■ **Extracted text**:

· · · ·

The federal money laundering statute was enacted in the wake of an influential report by the President’s Commission on Organized Crime that focused squarely on criminal enterprises of this type. See Interim Report 7–8 (described in S. Rep. No. 99–433, pp. 2–4 (1986) (hereinafter S. Rep.) and H. R. Rep., at 16). The Commission identified drug traffickers and other organized criminal groups as presenting the most serious problems. See Interim Report 7. The Commission found that “narcotics traffickers, who must conceal billions of dollars in cash from detection by the government, create by far the greatest demand for money laundering services” but that “numerous other types of activities typical of organized crime, such as loansharking and gambling, also create an appreciable demand for such schemes.” Ibid. To illustrate the scope and nature of the money laundering problem, a section of the Interim Report was devoted to case studies, most of which involved the laundering of drug money. Id., at 29–49.

As a prime example of the problem of money laundering, the report discussed the so-called “Pizza Connection” case that was prosecuted in federal court in New York City in the 1980’s. In that case, the evidence showed that the Sicilian Mafia and organized crime elements in the United States, over a period of many years, imported huge amounts of heroin into this country, sold the heroin here, accumulated millions of dollars of cash, and then laundered the funds by smuggling them overseas in suitcases or funneling the money through a maze of bank accounts. See id., at 31–35; United States v. Casamento, 887 F. 2d 1141, 1148–1149 (CA2 1989).

· · · ·

■ **Information given**:
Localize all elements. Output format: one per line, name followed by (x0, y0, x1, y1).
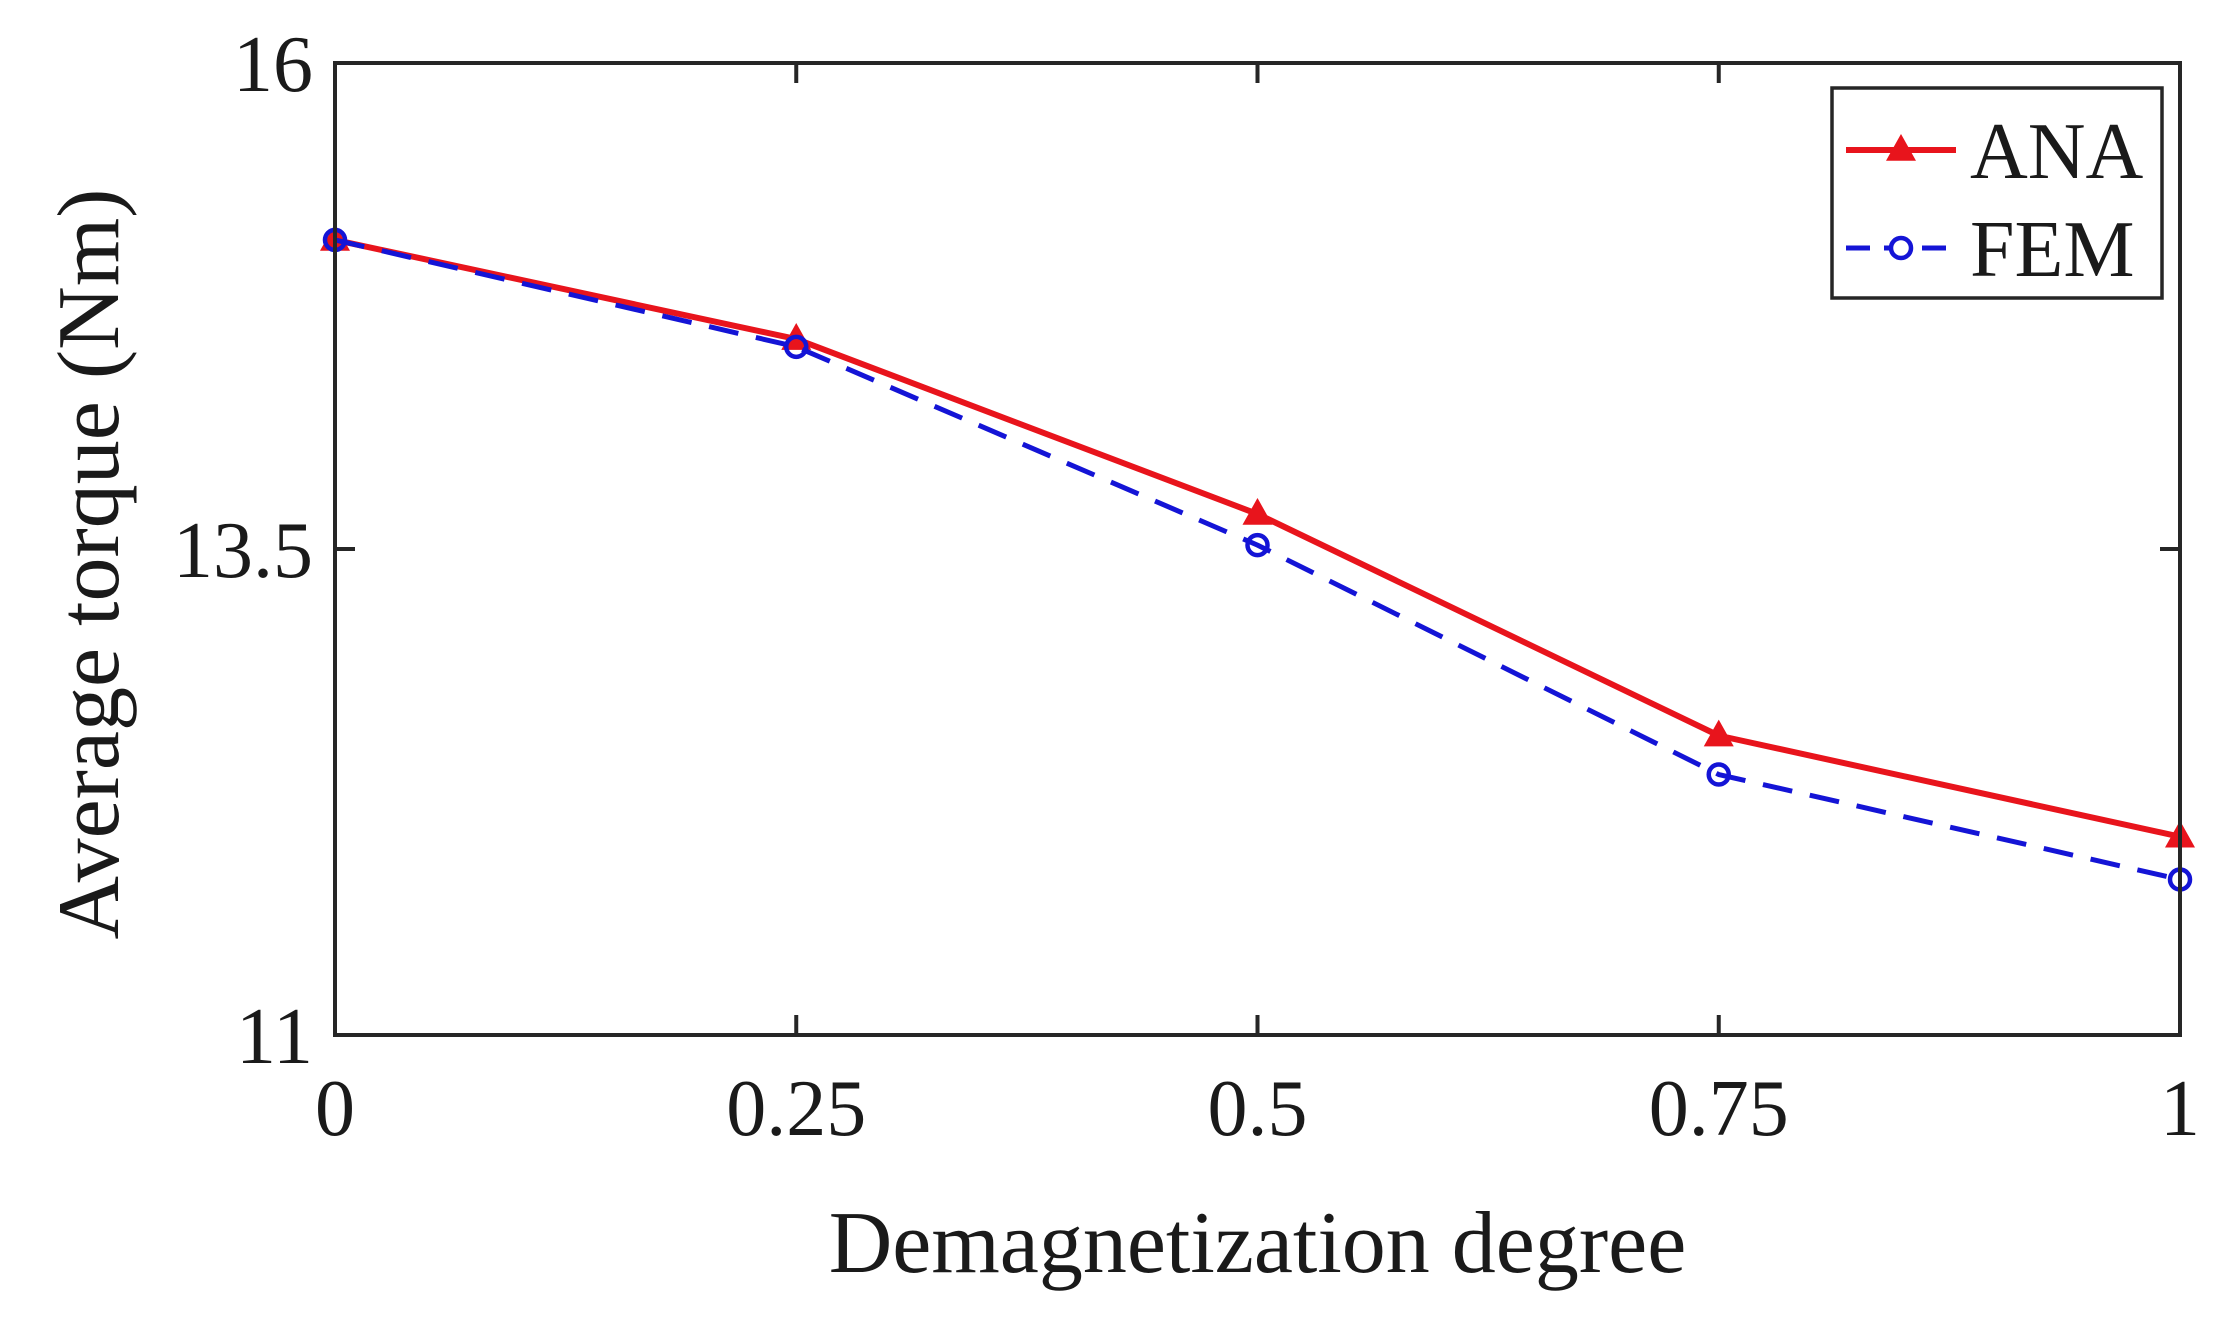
legend-label-ana: ANA (1970, 108, 2144, 196)
y-tick-label: 13.5 (173, 507, 313, 595)
x-tick-label: 0.25 (726, 1065, 866, 1153)
legend-marker-ana (1885, 133, 1917, 161)
x-axis-label: Demagnetization degree (829, 1195, 1687, 1292)
legend-marker-fem (1888, 235, 1914, 261)
data-point-fem (1245, 532, 1270, 558)
legend-item-fem: FEM (1846, 206, 2135, 294)
legend: ANA FEM (1830, 86, 2164, 300)
x-tick-label: 0 (315, 1065, 355, 1153)
series-line-fem (334, 237, 2181, 882)
legend-box (1830, 86, 2164, 300)
x-tick-label: 1 (2160, 1065, 2200, 1153)
series-ana (319, 223, 2196, 848)
y-axis-label: Average torque (Nm) (41, 189, 138, 940)
data-point-ana (1703, 719, 1734, 747)
y-tick-label: 16 (233, 21, 313, 109)
x-tick-label: 0.75 (1649, 1065, 1789, 1153)
data-point-fem (1706, 762, 1731, 787)
data-point-fem (784, 334, 809, 360)
x-tick-label: 0.5 (1208, 1065, 1308, 1153)
y-tick-label: 11 (236, 993, 313, 1081)
data-point-ana (1242, 497, 1273, 525)
series-layer (319, 223, 2196, 892)
legend-label-fem: FEM (1970, 206, 2135, 294)
legend-item-ana: ANA (1846, 108, 2144, 196)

· · · ·

■ **Exercises to complete**:
a) According to the passage on the federal money laundering statute, why did the Commission find that narcotics traffickers create the greatest demand for money laundering services? Answer in one to three sentences.
b) Carry on the passage about the federal money laundering statute, picking up right after its last sentence on the "Pizza Connection" case.

■ **Responses for each task**:
a) The Commission found that narcotics traffickers must conceal billions of dollars in cash from detection by the government. That is why they create by far the greatest demand for money laundering services.

b)
Following the issuance of the Interim Report, Congress turned its attention to the problem of money laundering, and much of the discussion focused on the need to prevent laundering by drug and organized crime syndicates. See, e.g., S. Rep., at 3 (discussing “organized crime ‘businesses’ such as gambling, prostitution, and loansharking”), 4 (“Money laundering is a crucial financial underpinning of organized crime and narcotics trafficking” (internal quotation marks omitted)); Hearing on Money Laundering Legislation before the Senate Committee on the Judiciary, 99th Cong., 1st Sess., 1 (1985) (statement of Chairman Thurmond); id., at 29 (statement of Sen. Biden), 30 (statement of Sen. DeConcini), 31 (statement of Sen. D’Amato), 53 (statement of Assistant Attorney General Trott).

In light of these concerns, it is most unlikely that Congress meant to enact a money laundering statute that would present daunting obstacles in the very sort of cases that had been identified as presenting the most pressing problems, that is, cases, like the “Pizza Connection” case, in which law enforcement intercepts cash or wire transfers of funds derived from drug sales or other unlawful activity that occurred over a period of time. The plurality opinion’s interpretation of the term “proceeds,” however, would often produce such problems. Tracing funds back to particular drug sales and proving that these sales were profitable will often prove impossible. See United States v. Bajakajian, 524 U. S. 321, 351–352 (1998) (Kennedy, J., dissenting). Indeed, it will often be hard even to establish with any precision the period of time during which the drug sales occurred. But assuming that the Government can prove roughly when the funds were acquired, the next hurdle would be to show that the drug ring had net income during the time when the funds were acquired.

“Net income” means “[t]he excess of revenues over all related expenses for a given period.” R. Estes, Dictionary of Accounting 88 (1981) (emphasis deleted). There are no generally accepted accounting principles for determining the net income of illegal enterprises, and therefore, in order to apply a net income interpretation, special accounting rules would have to be developed.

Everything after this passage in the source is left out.